- Exercise directions -
Your task is to copy every line of the entries that contains "Logitech".

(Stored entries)
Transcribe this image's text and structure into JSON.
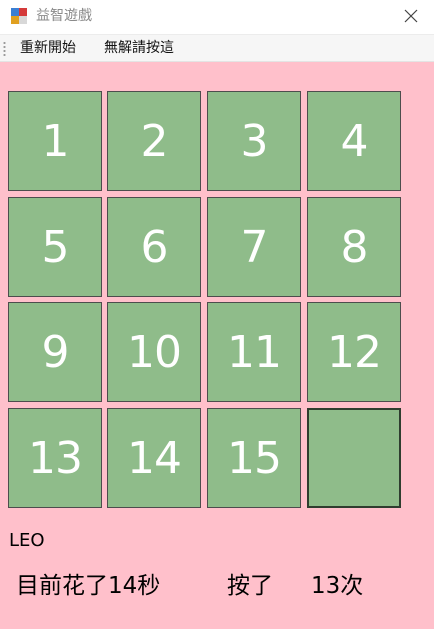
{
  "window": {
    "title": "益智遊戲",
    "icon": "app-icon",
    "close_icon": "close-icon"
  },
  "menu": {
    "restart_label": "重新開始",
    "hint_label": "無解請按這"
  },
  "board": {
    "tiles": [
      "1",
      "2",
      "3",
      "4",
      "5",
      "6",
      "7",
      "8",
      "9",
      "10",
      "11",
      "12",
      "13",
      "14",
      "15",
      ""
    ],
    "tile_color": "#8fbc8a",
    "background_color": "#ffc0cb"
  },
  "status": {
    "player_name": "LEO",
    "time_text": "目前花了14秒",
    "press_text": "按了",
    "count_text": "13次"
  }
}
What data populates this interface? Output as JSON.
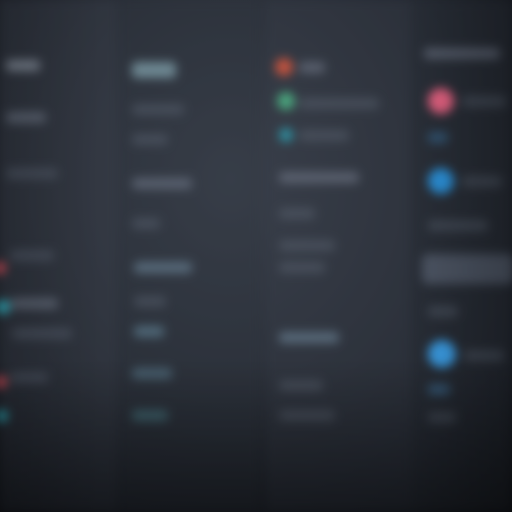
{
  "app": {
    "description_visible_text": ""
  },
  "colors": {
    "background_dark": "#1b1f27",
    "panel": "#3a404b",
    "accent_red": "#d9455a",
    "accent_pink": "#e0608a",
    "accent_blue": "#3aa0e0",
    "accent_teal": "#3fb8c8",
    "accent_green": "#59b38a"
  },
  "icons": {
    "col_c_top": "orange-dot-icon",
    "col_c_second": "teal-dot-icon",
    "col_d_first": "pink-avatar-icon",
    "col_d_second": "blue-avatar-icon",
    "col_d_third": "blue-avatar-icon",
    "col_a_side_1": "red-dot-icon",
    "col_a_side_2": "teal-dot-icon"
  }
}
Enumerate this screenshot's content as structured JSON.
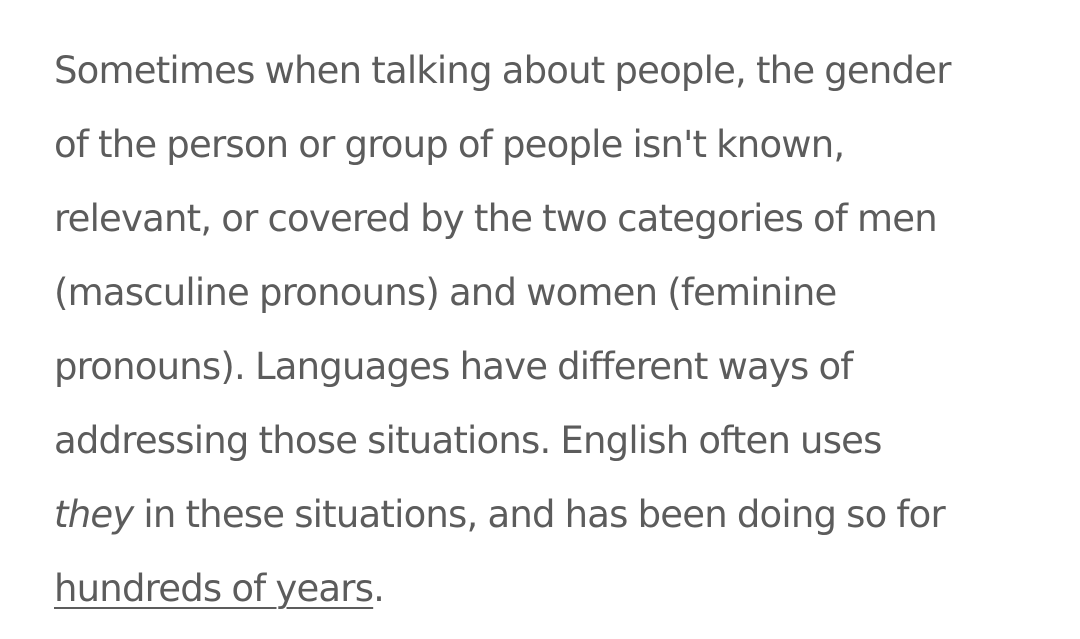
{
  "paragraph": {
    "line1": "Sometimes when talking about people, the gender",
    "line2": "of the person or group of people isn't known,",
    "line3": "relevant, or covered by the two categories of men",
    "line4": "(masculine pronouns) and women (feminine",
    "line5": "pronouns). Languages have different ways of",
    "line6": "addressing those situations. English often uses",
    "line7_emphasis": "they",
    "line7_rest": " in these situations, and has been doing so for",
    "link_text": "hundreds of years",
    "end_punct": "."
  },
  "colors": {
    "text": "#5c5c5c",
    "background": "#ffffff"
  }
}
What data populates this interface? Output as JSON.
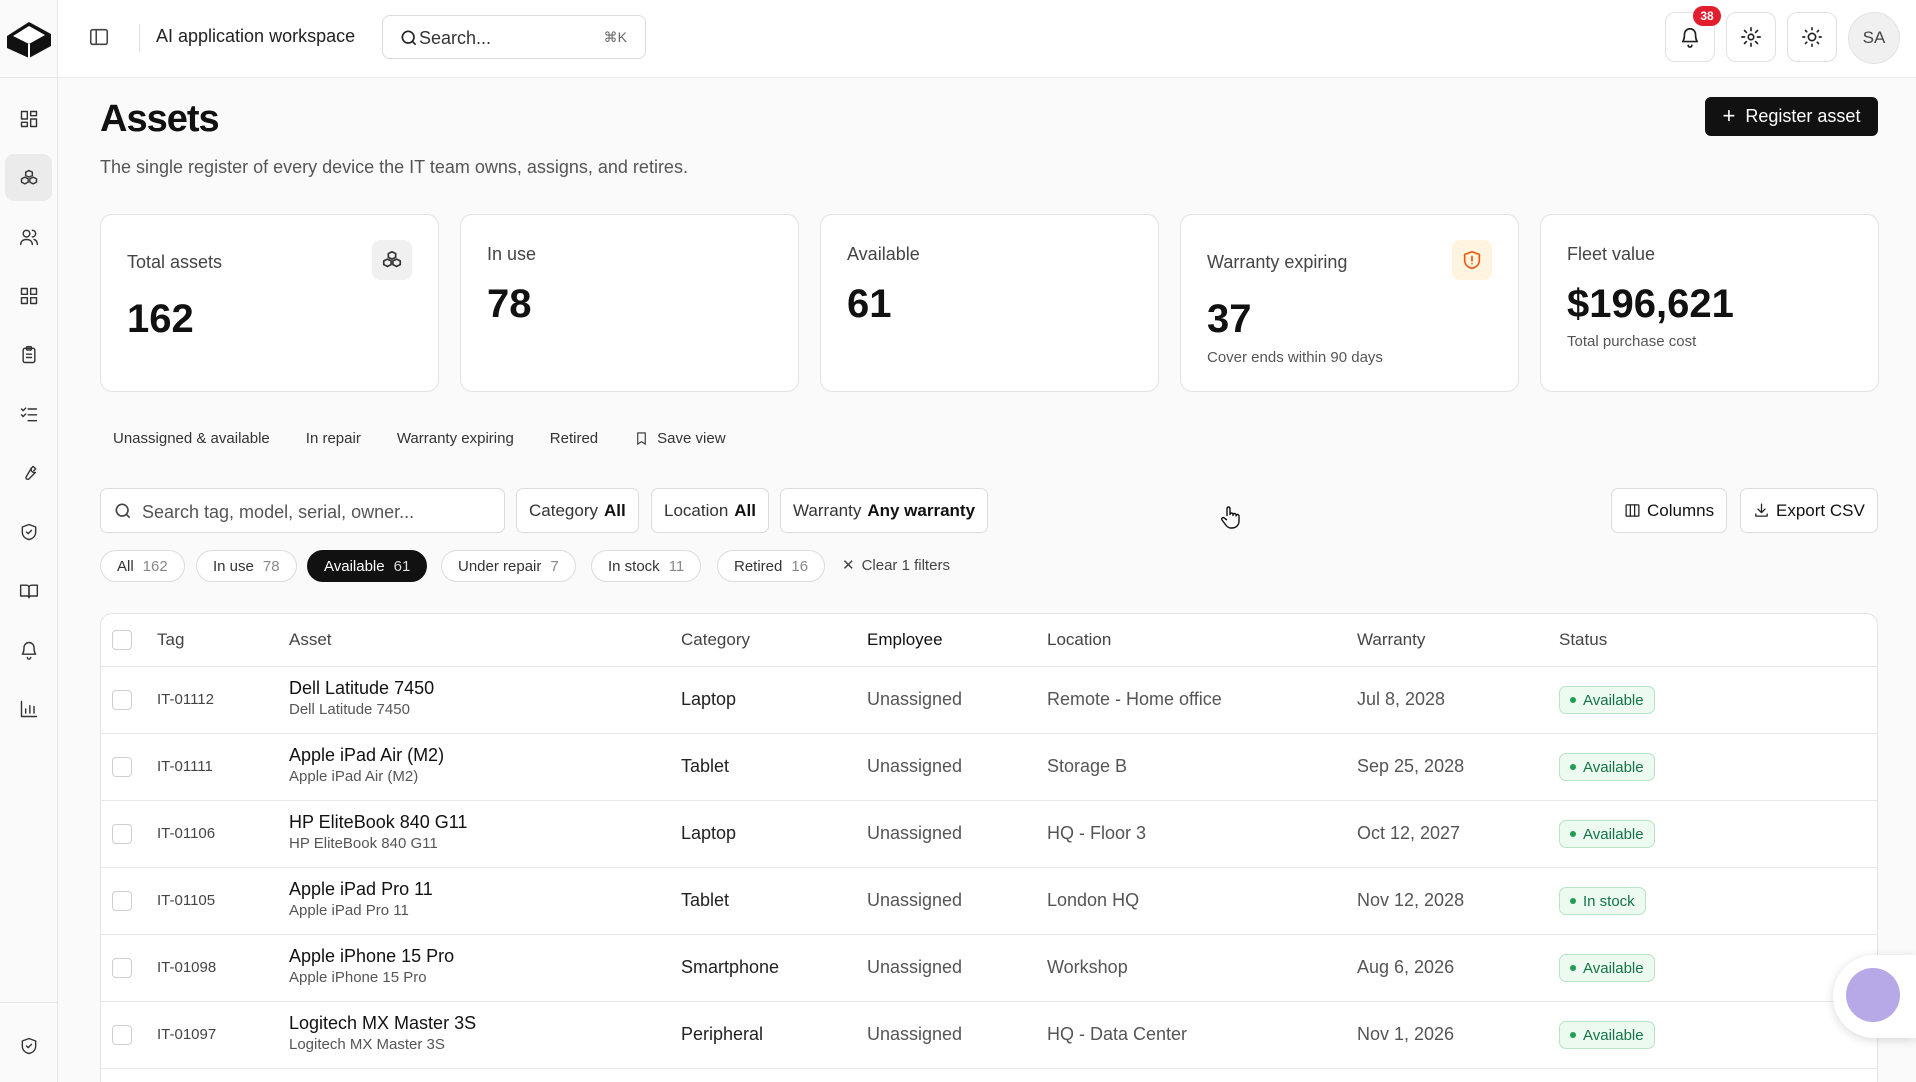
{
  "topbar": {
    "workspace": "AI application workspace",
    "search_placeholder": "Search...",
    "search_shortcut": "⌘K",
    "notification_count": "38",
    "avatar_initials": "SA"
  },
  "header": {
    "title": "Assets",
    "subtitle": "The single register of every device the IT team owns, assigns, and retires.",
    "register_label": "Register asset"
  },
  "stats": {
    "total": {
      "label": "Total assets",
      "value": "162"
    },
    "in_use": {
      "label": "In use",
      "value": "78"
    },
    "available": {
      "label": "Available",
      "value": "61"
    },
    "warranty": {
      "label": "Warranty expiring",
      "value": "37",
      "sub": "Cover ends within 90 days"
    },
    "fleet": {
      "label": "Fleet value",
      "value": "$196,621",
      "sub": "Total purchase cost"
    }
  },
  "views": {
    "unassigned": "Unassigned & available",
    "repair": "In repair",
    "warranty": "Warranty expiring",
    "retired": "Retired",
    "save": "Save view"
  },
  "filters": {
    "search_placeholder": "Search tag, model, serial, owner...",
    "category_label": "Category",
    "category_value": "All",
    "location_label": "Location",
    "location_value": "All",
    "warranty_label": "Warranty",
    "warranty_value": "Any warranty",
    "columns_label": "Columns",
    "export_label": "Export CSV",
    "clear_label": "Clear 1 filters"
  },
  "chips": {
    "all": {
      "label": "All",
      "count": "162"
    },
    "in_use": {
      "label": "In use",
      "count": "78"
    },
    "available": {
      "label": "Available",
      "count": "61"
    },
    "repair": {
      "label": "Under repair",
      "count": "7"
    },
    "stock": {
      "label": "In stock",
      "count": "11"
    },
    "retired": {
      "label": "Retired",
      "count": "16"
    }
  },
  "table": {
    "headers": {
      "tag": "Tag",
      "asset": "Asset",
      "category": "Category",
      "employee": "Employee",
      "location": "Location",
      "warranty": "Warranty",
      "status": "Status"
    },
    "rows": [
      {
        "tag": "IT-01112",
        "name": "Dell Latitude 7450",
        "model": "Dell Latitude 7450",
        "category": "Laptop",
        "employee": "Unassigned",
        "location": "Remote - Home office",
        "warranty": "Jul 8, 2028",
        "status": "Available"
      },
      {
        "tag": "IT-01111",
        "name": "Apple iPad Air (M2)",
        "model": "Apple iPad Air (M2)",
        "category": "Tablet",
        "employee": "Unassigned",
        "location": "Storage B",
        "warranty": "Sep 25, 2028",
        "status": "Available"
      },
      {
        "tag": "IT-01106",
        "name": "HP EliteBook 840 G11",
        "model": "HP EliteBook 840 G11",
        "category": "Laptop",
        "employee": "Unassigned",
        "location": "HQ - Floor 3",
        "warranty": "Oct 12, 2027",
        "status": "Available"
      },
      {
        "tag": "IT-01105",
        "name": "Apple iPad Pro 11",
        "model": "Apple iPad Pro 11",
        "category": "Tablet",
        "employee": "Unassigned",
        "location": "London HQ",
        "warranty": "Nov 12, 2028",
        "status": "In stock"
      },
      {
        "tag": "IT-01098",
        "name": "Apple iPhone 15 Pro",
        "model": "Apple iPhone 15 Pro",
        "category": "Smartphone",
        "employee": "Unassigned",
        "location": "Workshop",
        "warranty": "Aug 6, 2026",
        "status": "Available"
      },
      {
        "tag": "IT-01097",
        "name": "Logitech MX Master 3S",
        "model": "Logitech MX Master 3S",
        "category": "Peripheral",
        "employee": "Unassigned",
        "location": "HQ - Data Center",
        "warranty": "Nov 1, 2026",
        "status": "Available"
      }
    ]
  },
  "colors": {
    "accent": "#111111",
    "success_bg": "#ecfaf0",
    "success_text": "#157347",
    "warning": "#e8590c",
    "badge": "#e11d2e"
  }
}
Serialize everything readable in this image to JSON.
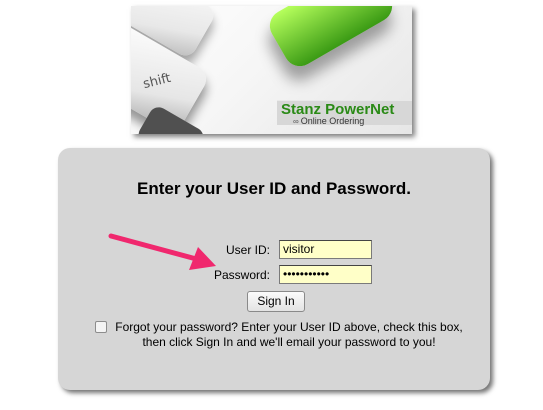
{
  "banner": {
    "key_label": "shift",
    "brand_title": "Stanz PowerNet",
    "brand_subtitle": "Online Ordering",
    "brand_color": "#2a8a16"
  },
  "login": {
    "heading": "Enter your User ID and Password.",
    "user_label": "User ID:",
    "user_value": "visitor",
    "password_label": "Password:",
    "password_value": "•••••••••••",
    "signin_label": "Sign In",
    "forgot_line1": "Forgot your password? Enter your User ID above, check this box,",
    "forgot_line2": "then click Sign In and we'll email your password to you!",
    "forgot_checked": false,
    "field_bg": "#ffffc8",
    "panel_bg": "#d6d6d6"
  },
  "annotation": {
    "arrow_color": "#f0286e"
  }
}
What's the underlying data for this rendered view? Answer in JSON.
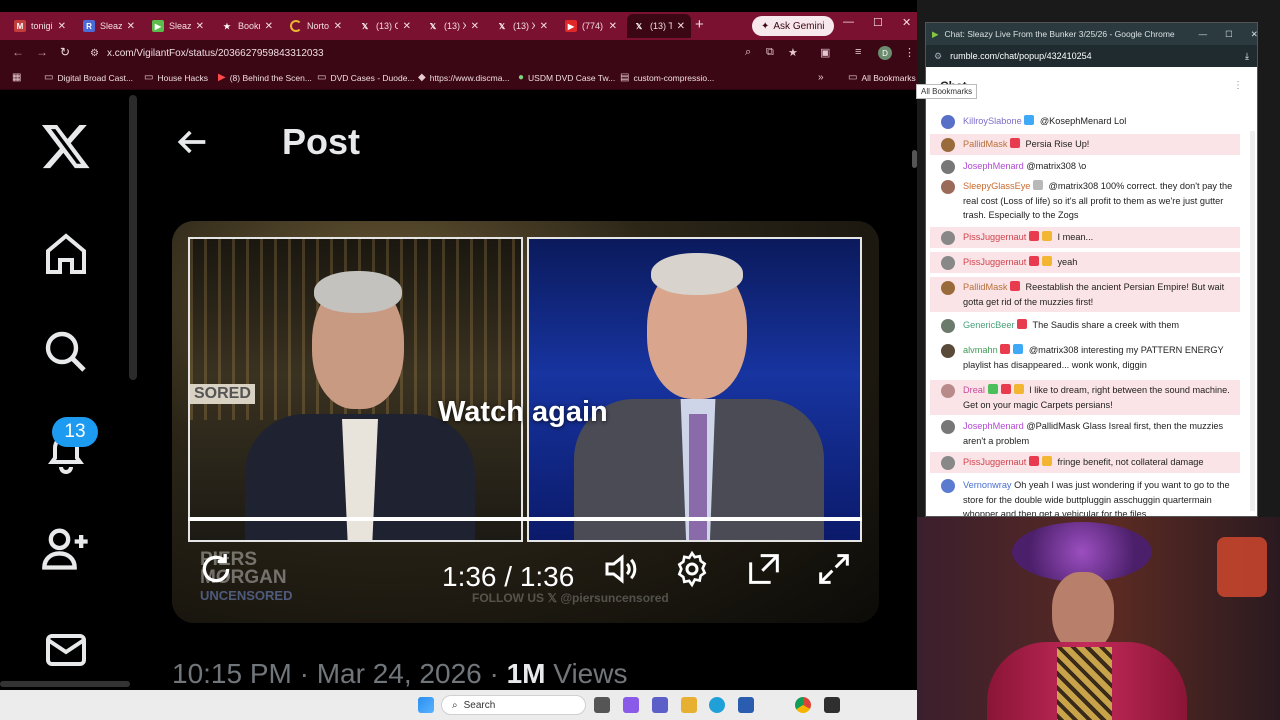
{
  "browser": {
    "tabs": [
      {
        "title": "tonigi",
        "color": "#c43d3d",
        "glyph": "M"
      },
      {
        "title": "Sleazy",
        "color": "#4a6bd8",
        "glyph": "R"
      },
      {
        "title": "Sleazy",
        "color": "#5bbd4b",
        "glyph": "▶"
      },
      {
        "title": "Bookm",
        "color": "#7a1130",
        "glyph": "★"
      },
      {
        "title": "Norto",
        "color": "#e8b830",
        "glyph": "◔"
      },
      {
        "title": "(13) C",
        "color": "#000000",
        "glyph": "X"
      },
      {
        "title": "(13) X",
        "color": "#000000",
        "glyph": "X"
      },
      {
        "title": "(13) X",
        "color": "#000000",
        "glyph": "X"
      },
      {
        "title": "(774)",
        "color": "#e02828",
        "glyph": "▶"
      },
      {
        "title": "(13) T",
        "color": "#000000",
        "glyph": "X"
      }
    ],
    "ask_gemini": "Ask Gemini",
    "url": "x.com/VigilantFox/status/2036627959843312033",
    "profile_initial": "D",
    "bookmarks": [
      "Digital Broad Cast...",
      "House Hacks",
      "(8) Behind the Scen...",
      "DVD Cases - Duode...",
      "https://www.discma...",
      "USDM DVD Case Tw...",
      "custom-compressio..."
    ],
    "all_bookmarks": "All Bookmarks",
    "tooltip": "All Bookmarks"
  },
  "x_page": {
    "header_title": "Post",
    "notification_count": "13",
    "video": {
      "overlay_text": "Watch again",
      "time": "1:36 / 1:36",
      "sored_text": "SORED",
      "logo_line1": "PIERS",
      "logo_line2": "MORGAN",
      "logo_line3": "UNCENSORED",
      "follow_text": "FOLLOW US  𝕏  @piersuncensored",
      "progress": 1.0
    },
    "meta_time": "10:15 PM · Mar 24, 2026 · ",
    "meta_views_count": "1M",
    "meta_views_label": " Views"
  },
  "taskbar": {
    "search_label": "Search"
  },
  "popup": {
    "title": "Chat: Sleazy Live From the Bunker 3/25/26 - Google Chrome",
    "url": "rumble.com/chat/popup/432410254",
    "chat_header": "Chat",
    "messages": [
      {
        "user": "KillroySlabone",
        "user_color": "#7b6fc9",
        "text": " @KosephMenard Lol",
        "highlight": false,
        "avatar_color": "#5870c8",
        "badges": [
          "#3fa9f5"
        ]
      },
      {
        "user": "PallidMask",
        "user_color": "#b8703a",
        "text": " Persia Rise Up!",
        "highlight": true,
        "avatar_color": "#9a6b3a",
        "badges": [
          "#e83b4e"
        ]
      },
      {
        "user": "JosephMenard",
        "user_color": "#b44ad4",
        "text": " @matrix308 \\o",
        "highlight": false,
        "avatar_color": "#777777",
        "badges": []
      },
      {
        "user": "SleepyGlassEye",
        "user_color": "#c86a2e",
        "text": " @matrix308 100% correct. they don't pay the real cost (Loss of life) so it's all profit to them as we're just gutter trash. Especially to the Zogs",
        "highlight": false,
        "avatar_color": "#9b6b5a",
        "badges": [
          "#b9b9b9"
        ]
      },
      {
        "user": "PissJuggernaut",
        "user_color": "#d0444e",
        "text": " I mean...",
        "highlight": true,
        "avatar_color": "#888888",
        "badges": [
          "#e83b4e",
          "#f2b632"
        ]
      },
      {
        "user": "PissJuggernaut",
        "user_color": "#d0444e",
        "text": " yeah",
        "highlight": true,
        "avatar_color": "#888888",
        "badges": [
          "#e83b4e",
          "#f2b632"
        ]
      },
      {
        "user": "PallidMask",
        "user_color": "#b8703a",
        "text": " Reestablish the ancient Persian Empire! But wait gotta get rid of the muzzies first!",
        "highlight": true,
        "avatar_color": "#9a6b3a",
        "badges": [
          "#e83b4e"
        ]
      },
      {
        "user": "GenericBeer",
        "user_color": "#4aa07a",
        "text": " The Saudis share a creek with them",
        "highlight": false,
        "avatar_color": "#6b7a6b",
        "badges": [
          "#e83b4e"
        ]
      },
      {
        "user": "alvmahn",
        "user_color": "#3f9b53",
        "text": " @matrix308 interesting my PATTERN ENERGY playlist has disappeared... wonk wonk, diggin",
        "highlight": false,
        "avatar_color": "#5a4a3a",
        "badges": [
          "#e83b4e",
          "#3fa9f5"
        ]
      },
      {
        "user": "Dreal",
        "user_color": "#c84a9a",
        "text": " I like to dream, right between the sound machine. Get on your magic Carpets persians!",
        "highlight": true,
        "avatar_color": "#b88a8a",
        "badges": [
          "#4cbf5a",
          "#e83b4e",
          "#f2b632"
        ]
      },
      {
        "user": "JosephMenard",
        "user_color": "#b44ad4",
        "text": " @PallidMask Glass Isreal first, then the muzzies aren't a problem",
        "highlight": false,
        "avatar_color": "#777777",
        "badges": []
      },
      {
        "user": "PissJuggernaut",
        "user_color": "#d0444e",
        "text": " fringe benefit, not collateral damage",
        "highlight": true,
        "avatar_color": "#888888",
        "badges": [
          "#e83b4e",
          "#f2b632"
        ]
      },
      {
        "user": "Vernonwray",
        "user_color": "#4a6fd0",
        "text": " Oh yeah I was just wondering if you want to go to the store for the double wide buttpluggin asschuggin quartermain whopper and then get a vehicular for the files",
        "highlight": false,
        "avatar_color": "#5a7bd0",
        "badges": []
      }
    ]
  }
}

- Response to this exercise -
        "name": "Logitech MX Master 3S",
        "model": "Logitech MX Master 3S",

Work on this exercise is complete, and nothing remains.